Reproduce all of the data below without alteration; exclude every picture.

****************************************

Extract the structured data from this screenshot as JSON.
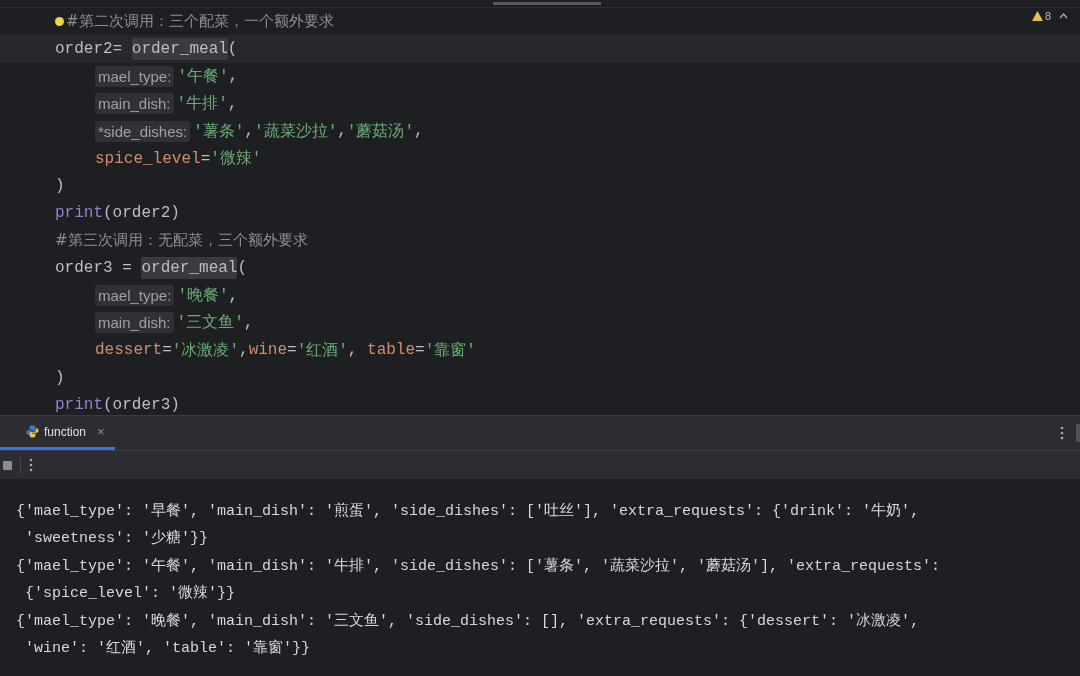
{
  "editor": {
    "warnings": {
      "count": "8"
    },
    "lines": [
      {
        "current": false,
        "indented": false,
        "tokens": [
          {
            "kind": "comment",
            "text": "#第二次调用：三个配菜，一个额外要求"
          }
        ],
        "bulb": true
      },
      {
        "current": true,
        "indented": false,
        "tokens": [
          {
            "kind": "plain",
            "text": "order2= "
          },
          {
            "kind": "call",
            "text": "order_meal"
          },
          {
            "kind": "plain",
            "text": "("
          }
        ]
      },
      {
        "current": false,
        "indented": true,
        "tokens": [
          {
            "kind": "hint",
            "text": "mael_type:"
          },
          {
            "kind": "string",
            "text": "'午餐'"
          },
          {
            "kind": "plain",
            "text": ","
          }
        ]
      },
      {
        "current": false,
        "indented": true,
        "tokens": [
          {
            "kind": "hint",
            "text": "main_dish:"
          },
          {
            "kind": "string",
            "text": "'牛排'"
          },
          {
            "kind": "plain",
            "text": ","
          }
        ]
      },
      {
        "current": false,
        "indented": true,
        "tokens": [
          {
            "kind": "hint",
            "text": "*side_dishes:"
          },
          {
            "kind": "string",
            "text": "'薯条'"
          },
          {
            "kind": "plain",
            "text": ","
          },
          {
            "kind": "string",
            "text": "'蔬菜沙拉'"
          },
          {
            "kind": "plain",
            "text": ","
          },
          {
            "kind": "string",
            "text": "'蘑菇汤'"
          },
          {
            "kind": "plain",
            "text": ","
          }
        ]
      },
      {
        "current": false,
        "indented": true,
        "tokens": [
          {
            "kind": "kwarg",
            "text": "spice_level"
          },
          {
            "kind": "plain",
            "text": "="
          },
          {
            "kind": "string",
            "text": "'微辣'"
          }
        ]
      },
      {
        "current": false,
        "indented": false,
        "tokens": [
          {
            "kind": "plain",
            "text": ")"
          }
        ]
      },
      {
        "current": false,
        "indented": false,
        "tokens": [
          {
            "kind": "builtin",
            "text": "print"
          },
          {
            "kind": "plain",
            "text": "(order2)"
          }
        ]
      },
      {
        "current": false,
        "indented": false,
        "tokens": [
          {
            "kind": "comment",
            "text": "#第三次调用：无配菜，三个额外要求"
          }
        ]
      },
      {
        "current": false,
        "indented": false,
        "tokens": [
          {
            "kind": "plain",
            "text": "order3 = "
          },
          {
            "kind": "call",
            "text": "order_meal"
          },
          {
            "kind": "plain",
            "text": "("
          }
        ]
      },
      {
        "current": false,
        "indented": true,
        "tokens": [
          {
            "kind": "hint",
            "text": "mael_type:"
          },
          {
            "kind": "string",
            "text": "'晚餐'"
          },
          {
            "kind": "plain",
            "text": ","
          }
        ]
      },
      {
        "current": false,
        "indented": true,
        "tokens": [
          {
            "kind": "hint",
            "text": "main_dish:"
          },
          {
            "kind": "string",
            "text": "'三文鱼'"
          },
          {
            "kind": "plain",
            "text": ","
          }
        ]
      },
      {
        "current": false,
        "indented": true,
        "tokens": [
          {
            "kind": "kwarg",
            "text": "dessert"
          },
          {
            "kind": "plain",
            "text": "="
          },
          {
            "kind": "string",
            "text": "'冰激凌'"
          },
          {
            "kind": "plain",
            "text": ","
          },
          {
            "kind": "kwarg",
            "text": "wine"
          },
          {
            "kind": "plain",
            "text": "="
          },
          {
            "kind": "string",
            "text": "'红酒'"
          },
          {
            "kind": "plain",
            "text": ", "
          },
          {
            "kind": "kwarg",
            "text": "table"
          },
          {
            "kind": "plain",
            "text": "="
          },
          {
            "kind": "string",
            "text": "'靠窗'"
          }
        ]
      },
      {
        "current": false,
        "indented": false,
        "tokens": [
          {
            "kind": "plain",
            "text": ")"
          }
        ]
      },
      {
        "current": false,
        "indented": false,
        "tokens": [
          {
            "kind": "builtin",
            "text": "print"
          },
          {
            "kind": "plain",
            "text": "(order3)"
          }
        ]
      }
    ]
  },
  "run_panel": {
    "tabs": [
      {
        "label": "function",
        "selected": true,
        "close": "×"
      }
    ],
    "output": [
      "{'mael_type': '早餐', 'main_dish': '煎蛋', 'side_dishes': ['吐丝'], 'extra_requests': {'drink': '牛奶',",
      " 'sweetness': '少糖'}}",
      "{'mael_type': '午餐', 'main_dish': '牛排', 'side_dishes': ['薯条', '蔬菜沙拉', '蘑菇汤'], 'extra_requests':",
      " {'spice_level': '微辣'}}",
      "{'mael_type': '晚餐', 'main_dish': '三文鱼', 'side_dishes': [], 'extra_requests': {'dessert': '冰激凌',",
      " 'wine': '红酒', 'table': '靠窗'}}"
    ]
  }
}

****************************************

EXERCISE RESPONSE ::
Extract the structured data from this screenshot as JSON.
{
  "editor": {
    "warnings": {
      "count": "8"
    },
    "lines": [
      {
        "current": false,
        "indented": false,
        "tokens": [
          {
            "kind": "comment",
            "text": "#第二次调用：三个配菜，一个额外要求"
          }
        ],
        "bulb": true
      },
      {
        "current": true,
        "indented": false,
        "tokens": [
          {
            "kind": "plain",
            "text": "order2= "
          },
          {
            "kind": "call",
            "text": "order_meal"
          },
          {
            "kind": "plain",
            "text": "("
          }
        ]
      },
      {
        "current": false,
        "indented": true,
        "tokens": [
          {
            "kind": "hint",
            "text": "mael_type:"
          },
          {
            "kind": "string",
            "text": "'午餐'"
          },
          {
            "kind": "plain",
            "text": ","
          }
        ]
      },
      {
        "current": false,
        "indented": true,
        "tokens": [
          {
            "kind": "hint",
            "text": "main_dish:"
          },
          {
            "kind": "string",
            "text": "'牛排'"
          },
          {
            "kind": "plain",
            "text": ","
          }
        ]
      },
      {
        "current": false,
        "indented": true,
        "tokens": [
          {
            "kind": "hint",
            "text": "*side_dishes:"
          },
          {
            "kind": "string",
            "text": "'薯条'"
          },
          {
            "kind": "plain",
            "text": ","
          },
          {
            "kind": "string",
            "text": "'蔬菜沙拉'"
          },
          {
            "kind": "plain",
            "text": ","
          },
          {
            "kind": "string",
            "text": "'蘑菇汤'"
          },
          {
            "kind": "plain",
            "text": ","
          }
        ]
      },
      {
        "current": false,
        "indented": true,
        "tokens": [
          {
            "kind": "kwarg",
            "text": "spice_level"
          },
          {
            "kind": "plain",
            "text": "="
          },
          {
            "kind": "string",
            "text": "'微辣'"
          }
        ]
      },
      {
        "current": false,
        "indented": false,
        "tokens": [
          {
            "kind": "plain",
            "text": ")"
          }
        ]
      },
      {
        "current": false,
        "indented": false,
        "tokens": [
          {
            "kind": "builtin",
            "text": "print"
          },
          {
            "kind": "plain",
            "text": "(order2)"
          }
        ]
      },
      {
        "current": false,
        "indented": false,
        "tokens": [
          {
            "kind": "comment",
            "text": "#第三次调用：无配菜，三个额外要求"
          }
        ]
      },
      {
        "current": false,
        "indented": false,
        "tokens": [
          {
            "kind": "plain",
            "text": "order3 = "
          },
          {
            "kind": "call",
            "text": "order_meal"
          },
          {
            "kind": "plain",
            "text": "("
          }
        ]
      },
      {
        "current": false,
        "indented": true,
        "tokens": [
          {
            "kind": "hint",
            "text": "mael_type:"
          },
          {
            "kind": "string",
            "text": "'晚餐'"
          },
          {
            "kind": "plain",
            "text": ","
          }
        ]
      },
      {
        "current": false,
        "indented": true,
        "tokens": [
          {
            "kind": "hint",
            "text": "main_dish:"
          },
          {
            "kind": "string",
            "text": "'三文鱼'"
          },
          {
            "kind": "plain",
            "text": ","
          }
        ]
      },
      {
        "current": false,
        "indented": true,
        "tokens": [
          {
            "kind": "kwarg",
            "text": "dessert"
          },
          {
            "kind": "plain",
            "text": "="
          },
          {
            "kind": "string",
            "text": "'冰激凌'"
          },
          {
            "kind": "plain",
            "text": ","
          },
          {
            "kind": "kwarg",
            "text": "wine"
          },
          {
            "kind": "plain",
            "text": "="
          },
          {
            "kind": "string",
            "text": "'红酒'"
          },
          {
            "kind": "plain",
            "text": ", "
          },
          {
            "kind": "kwarg",
            "text": "table"
          },
          {
            "kind": "plain",
            "text": "="
          },
          {
            "kind": "string",
            "text": "'靠窗'"
          }
        ]
      },
      {
        "current": false,
        "indented": false,
        "tokens": [
          {
            "kind": "plain",
            "text": ")"
          }
        ]
      },
      {
        "current": false,
        "indented": false,
        "tokens": [
          {
            "kind": "builtin",
            "text": "print"
          },
          {
            "kind": "plain",
            "text": "(order3)"
          }
        ]
      }
    ]
  },
  "run_panel": {
    "tabs": [
      {
        "label": "function",
        "selected": true,
        "close": "×"
      }
    ],
    "output": [
      "{'mael_type': '早餐', 'main_dish': '煎蛋', 'side_dishes': ['吐丝'], 'extra_requests': {'drink': '牛奶',",
      " 'sweetness': '少糖'}}",
      "{'mael_type': '午餐', 'main_dish': '牛排', 'side_dishes': ['薯条', '蔬菜沙拉', '蘑菇汤'], 'extra_requests':",
      " {'spice_level': '微辣'}}",
      "{'mael_type': '晚餐', 'main_dish': '三文鱼', 'side_dishes': [], 'extra_requests': {'dessert': '冰激凌',",
      " 'wine': '红酒', 'table': '靠窗'}}"
    ]
  }
}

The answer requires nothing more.